* START *

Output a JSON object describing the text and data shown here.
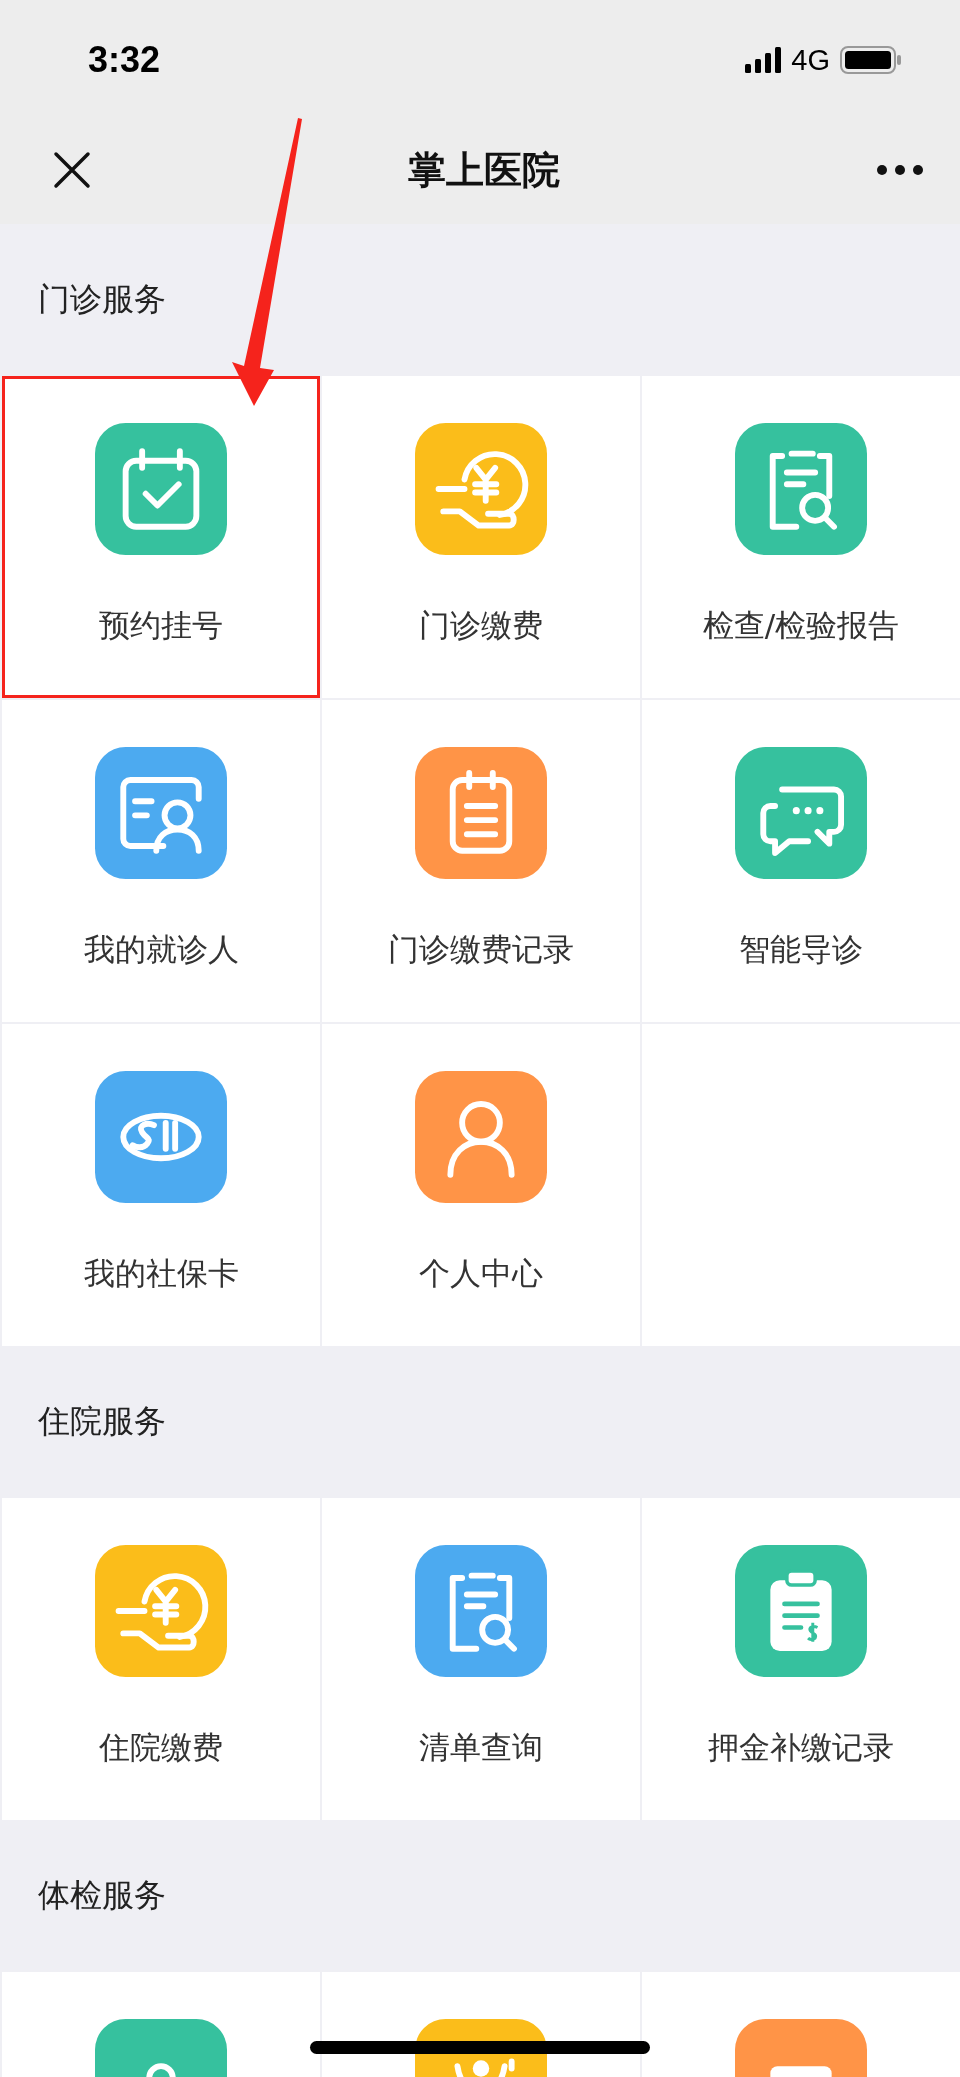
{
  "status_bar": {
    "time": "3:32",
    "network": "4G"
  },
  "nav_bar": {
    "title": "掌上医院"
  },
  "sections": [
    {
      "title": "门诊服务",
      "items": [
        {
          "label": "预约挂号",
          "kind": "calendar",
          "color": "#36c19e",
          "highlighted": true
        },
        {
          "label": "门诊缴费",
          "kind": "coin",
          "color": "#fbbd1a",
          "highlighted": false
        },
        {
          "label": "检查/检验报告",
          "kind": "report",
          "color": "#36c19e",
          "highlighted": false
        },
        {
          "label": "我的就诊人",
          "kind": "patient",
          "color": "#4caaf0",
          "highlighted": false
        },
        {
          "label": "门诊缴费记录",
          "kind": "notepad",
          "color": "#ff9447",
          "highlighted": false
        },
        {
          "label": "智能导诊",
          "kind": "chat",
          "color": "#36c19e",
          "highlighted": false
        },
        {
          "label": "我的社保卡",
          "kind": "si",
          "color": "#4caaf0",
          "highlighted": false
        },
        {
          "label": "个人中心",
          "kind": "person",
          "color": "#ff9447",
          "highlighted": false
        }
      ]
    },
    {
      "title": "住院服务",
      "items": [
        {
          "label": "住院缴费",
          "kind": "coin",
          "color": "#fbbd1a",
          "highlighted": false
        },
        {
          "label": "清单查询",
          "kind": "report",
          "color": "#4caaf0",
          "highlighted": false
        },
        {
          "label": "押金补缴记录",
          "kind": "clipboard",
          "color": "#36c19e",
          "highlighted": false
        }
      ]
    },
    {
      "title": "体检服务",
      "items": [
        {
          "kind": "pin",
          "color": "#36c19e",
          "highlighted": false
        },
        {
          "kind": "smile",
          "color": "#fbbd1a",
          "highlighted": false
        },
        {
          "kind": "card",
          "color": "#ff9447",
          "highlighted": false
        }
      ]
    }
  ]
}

* END *

YOUR OBJECTIVE
Work through the records line by line and tally those holding "label". Reply with the number alone.

FULL OUTPUT
11